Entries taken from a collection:
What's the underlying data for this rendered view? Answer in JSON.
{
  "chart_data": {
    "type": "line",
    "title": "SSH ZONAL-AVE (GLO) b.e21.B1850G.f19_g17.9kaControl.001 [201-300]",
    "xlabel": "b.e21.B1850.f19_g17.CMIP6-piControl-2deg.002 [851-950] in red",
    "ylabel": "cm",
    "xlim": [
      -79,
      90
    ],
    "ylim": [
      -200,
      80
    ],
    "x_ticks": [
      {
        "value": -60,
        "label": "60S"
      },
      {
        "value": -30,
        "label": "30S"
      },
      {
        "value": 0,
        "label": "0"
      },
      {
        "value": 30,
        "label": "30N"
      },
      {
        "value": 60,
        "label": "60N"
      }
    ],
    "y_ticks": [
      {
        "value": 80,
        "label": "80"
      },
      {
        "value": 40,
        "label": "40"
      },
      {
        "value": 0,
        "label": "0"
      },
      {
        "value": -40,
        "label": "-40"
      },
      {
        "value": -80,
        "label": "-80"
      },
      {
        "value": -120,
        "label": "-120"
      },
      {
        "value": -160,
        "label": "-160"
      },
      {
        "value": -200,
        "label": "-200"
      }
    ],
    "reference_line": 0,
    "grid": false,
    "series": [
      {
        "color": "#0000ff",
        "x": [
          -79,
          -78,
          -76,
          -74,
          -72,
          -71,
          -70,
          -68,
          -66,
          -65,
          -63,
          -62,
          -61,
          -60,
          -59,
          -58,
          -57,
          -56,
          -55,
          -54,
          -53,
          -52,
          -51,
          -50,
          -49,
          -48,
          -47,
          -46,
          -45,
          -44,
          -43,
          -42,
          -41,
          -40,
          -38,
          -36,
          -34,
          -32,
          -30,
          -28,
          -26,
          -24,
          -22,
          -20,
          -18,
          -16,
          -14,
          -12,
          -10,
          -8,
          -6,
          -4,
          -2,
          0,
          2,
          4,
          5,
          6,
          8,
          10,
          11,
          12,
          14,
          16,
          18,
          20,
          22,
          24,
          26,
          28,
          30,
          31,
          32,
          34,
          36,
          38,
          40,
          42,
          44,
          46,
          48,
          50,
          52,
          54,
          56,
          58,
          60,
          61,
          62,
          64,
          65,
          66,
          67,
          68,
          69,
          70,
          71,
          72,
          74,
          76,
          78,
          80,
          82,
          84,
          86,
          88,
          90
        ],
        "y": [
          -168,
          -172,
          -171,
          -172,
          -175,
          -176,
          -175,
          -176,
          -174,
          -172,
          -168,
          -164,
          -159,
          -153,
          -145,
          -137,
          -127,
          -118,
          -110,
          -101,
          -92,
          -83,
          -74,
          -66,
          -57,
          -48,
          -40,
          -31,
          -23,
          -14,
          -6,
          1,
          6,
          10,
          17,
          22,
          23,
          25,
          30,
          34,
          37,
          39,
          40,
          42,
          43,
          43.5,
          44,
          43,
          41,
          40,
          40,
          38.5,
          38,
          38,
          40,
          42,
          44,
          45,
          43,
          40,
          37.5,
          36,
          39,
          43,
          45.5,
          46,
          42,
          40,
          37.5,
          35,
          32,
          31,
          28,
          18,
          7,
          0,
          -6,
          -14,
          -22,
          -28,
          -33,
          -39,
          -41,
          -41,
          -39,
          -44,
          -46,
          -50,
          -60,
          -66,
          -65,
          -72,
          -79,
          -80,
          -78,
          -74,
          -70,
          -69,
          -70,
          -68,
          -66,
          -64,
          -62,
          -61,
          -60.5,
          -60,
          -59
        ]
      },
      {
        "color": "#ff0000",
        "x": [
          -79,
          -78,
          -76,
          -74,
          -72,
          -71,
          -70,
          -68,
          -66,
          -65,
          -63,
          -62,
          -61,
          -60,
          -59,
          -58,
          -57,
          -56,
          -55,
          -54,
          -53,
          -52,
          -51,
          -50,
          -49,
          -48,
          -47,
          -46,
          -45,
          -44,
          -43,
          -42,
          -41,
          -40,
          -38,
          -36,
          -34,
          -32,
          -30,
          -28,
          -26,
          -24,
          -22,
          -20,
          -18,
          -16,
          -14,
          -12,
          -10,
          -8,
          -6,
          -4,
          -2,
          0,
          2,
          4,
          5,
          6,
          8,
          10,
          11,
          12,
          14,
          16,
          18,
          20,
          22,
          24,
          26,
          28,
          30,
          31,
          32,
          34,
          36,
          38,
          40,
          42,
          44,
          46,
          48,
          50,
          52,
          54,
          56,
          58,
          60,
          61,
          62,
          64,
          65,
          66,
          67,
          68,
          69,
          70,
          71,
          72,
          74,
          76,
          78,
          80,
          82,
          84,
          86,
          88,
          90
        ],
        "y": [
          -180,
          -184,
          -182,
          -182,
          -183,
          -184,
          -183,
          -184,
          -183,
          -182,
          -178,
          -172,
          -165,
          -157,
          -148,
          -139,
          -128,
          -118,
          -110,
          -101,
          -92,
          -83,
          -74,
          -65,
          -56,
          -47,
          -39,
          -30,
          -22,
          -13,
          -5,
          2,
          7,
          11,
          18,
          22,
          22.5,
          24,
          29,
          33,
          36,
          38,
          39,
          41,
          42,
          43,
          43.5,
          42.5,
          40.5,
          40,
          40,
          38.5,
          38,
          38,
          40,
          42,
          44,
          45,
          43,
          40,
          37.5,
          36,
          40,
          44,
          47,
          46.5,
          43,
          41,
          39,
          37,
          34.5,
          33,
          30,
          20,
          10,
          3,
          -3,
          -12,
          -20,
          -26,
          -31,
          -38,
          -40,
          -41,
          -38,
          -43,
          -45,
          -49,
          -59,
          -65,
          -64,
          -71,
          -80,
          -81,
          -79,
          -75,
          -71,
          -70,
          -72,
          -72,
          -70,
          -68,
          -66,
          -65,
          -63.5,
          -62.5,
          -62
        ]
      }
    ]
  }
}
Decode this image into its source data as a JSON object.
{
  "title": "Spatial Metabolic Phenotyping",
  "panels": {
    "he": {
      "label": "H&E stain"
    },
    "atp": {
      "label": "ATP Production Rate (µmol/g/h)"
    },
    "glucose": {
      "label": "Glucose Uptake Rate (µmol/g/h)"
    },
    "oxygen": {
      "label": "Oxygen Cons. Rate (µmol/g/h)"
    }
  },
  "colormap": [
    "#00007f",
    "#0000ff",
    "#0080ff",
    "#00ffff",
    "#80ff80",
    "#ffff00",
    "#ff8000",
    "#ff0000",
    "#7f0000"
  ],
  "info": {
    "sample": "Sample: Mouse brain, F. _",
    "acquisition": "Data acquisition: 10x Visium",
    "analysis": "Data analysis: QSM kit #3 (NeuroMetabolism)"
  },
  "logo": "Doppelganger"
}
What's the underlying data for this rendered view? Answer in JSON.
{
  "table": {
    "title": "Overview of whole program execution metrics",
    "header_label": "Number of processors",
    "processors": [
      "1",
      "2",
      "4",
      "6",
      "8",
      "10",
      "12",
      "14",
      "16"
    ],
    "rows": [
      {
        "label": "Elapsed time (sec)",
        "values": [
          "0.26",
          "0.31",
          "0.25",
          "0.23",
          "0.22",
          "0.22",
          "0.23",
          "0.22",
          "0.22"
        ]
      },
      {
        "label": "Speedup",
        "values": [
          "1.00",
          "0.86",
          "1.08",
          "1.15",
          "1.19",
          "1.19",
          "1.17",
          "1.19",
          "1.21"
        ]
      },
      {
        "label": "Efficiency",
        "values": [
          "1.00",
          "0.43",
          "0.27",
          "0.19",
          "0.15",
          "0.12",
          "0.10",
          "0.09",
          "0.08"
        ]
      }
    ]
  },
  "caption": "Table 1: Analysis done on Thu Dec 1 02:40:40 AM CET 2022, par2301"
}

Description of the task: From the records above, extract each line exactly as shown.

Solution to this problem:
What's the underlying data for this rendered view? Answer in JSON.
{
  "chart_data": {
    "type": "line",
    "title": "SSH ZONAL-AVE (GLO) b.e21.B1850G.f19_g17.9kaControl.001 [201-300]",
    "xlabel": "b.e21.B1850.f19_g17.CMIP6-piControl-2deg.002 [851-950] in red",
    "ylabel": "cm",
    "xlim": [
      -79,
      90
    ],
    "ylim": [
      -200,
      80
    ],
    "x_ticks": [
      {
        "value": -60,
        "label": "60S"
      },
      {
        "value": -30,
        "label": "30S"
      },
      {
        "value": 0,
        "label": "0"
      },
      {
        "value": 30,
        "label": "30N"
      },
      {
        "value": 60,
        "label": "60N"
      }
    ],
    "y_ticks": [
      {
        "value": 80,
        "label": "80"
      },
      {
        "value": 40,
        "label": "40"
      },
      {
        "value": 0,
        "label": "0"
      },
      {
        "value": -40,
        "label": "-40"
      },
      {
        "value": -80,
        "label": "-80"
      },
      {
        "value": -120,
        "label": "-120"
      },
      {
        "value": -160,
        "label": "-160"
      },
      {
        "value": -200,
        "label": "-200"
      }
    ],
    "reference_line": 0,
    "grid": false,
    "series": [
      {
        "color": "#0000ff",
        "x": [
          -79,
          -78,
          -76,
          -74,
          -72,
          -71,
          -70,
          -68,
          -66,
          -65,
          -63,
          -62,
          -61,
          -60,
          -59,
          -58,
          -57,
          -56,
          -55,
          -54,
          -53,
          -52,
          -51,
          -50,
          -49,
          -48,
          -47,
          -46,
          -45,
          -44,
          -43,
          -42,
          -41,
          -40,
          -38,
          -36,
          -34,
          -32,
          -30,
          -28,
          -26,
          -24,
          -22,
          -20,
          -18,
          -16,
          -14,
          -12,
          -10,
          -8,
          -6,
          -4,
          -2,
          0,
          2,
          4,
          5,
          6,
          8,
          10,
          11,
          12,
          14,
          16,
          18,
          20,
          22,
          24,
          26,
          28,
          30,
          31,
          32,
          34,
          36,
          38,
          40,
          42,
          44,
          46,
          48,
          50,
          52,
          54,
          56,
          58,
          60,
          61,
          62,
          64,
          65,
          66,
          67,
          68,
          69,
          70,
          71,
          72,
          74,
          76,
          78,
          80,
          82,
          84,
          86,
          88,
          90
        ],
        "y": [
          -168,
          -172,
          -171,
          -172,
          -175,
          -176,
          -175,
          -176,
          -174,
          -172,
          -168,
          -164,
          -159,
          -153,
          -145,
          -137,
          -127,
          -118,
          -110,
          -101,
          -92,
          -83,
          -74,
          -66,
          -57,
          -48,
          -40,
          -31,
          -23,
          -14,
          -6,
          1,
          6,
          10,
          17,
          22,
          23,
          25,
          30,
          34,
          37,
          39,
          40,
          42,
          43,
          43.5,
          44,
          43,
          41,
          40,
          40,
          38.5,
          38,
          38,
          40,
          42,
          44,
          45,
          43,
          40,
          37.5,
          36,
          39,
          43,
          45.5,
          46,
          42,
          40,
          37.5,
          35,
          32,
          31,
          28,
          18,
          7,
          0,
          -6,
          -14,
          -22,
          -28,
          -33,
          -39,
          -41,
          -41,
          -39,
          -44,
          -46,
          -50,
          -60,
          -66,
          -65,
          -72,
          -79,
          -80,
          -78,
          -74,
          -70,
          -69,
          -70,
          -68,
          -66,
          -64,
          -62,
          -61,
          -60.5,
          -60,
          -59
        ]
      },
      {
        "color": "#ff0000",
        "x": [
          -79,
          -78,
          -76,
          -74,
          -72,
          -71,
          -70,
          -68,
          -66,
          -65,
          -63,
          -62,
          -61,
          -60,
          -59,
          -58,
          -57,
          -56,
          -55,
          -54,
          -53,
          -52,
          -51,
          -50,
          -49,
          -48,
          -47,
          -46,
          -45,
          -44,
          -43,
          -42,
          -41,
          -40,
          -38,
          -36,
          -34,
          -32,
          -30,
          -28,
          -26,
          -24,
          -22,
          -20,
          -18,
          -16,
          -14,
          -12,
          -10,
          -8,
          -6,
          -4,
          -2,
          0,
          2,
          4,
          5,
          6,
          8,
          10,
          11,
          12,
          14,
          16,
          18,
          20,
          22,
          24,
          26,
          28,
          30,
          31,
          32,
          34,
          36,
          38,
          40,
          42,
          44,
          46,
          48,
          50,
          52,
          54,
          56,
          58,
          60,
          61,
          62,
          64,
          65,
          66,
          67,
          68,
          69,
          70,
          71,
          72,
          74,
          76,
          78,
          80,
          82,
          84,
          86,
          88,
          90
        ],
        "y": [
          -180,
          -184,
          -182,
          -182,
          -183,
          -184,
          -183,
          -184,
          -183,
          -182,
          -178,
          -172,
          -165,
          -157,
          -148,
          -139,
          -128,
          -118,
          -110,
          -101,
          -92,
          -83,
          -74,
          -65,
          -56,
          -47,
          -39,
          -30,
          -22,
          -13,
          -5,
          2,
          7,
          11,
          18,
          22,
          22.5,
          24,
          29,
          33,
          36,
          38,
          39,
          41,
          42,
          43,
          43.5,
          42.5,
          40.5,
          40,
          40,
          38.5,
          38,
          38,
          40,
          42,
          44,
          45,
          43,
          40,
          37.5,
          36,
          40,
          44,
          47,
          46.5,
          43,
          41,
          39,
          37,
          34.5,
          33,
          30,
          20,
          10,
          3,
          -3,
          -12,
          -20,
          -26,
          -31,
          -38,
          -40,
          -41,
          -38,
          -43,
          -45,
          -49,
          -59,
          -65,
          -64,
          -71,
          -80,
          -81,
          -79,
          -75,
          -71,
          -70,
          -72,
          -72,
          -70,
          -68,
          -66,
          -65,
          -63.5,
          -62.5,
          -62
        ]
      }
    ]
  }
}
Decode this image into its source data as a JSON object.
{
  "title": "Spatial Metabolic Phenotyping",
  "panels": {
    "he": {
      "label": "H&E stain"
    },
    "atp": {
      "label": "ATP Production Rate (µmol/g/h)"
    },
    "glucose": {
      "label": "Glucose Uptake Rate (µmol/g/h)"
    },
    "oxygen": {
      "label": "Oxygen Cons. Rate (µmol/g/h)"
    }
  },
  "colormap": [
    "#00007f",
    "#0000ff",
    "#0080ff",
    "#00ffff",
    "#80ff80",
    "#ffff00",
    "#ff8000",
    "#ff0000",
    "#7f0000"
  ],
  "info": {
    "sample": "Sample: Mouse brain, F. _",
    "acquisition": "Data acquisition: 10x Visium",
    "analysis": "Data analysis: QSM kit #3 (NeuroMetabolism)"
  },
  "logo": "Doppelganger"
}
What's the underlying data for this rendered view? Answer in JSON.
{
  "table": {
    "title": "Overview of whole program execution metrics",
    "header_label": "Number of processors",
    "processors": [
      "1",
      "2",
      "4",
      "6",
      "8",
      "10",
      "12",
      "14",
      "16"
    ],
    "rows": [
      {
        "label": "Elapsed time (sec)",
        "values": [
          "0.26",
          "0.31",
          "0.25",
          "0.23",
          "0.22",
          "0.22",
          "0.23",
          "0.22",
          "0.22"
        ]
      },
      {
        "label": "Speedup",
        "values": [
          "1.00",
          "0.86",
          "1.08",
          "1.15",
          "1.19",
          "1.19",
          "1.17",
          "1.19",
          "1.21"
        ]
      },
      {
        "label": "Efficiency",
        "values": [
          "1.00",
          "0.43",
          "0.27",
          "0.19",
          "0.15",
          "0.12",
          "0.10",
          "0.09",
          "0.08"
        ]
      }
    ]
  },
  "caption": "Table 1: Analysis done on Thu Dec 1 02:40:40 AM CET 2022, par2301"
}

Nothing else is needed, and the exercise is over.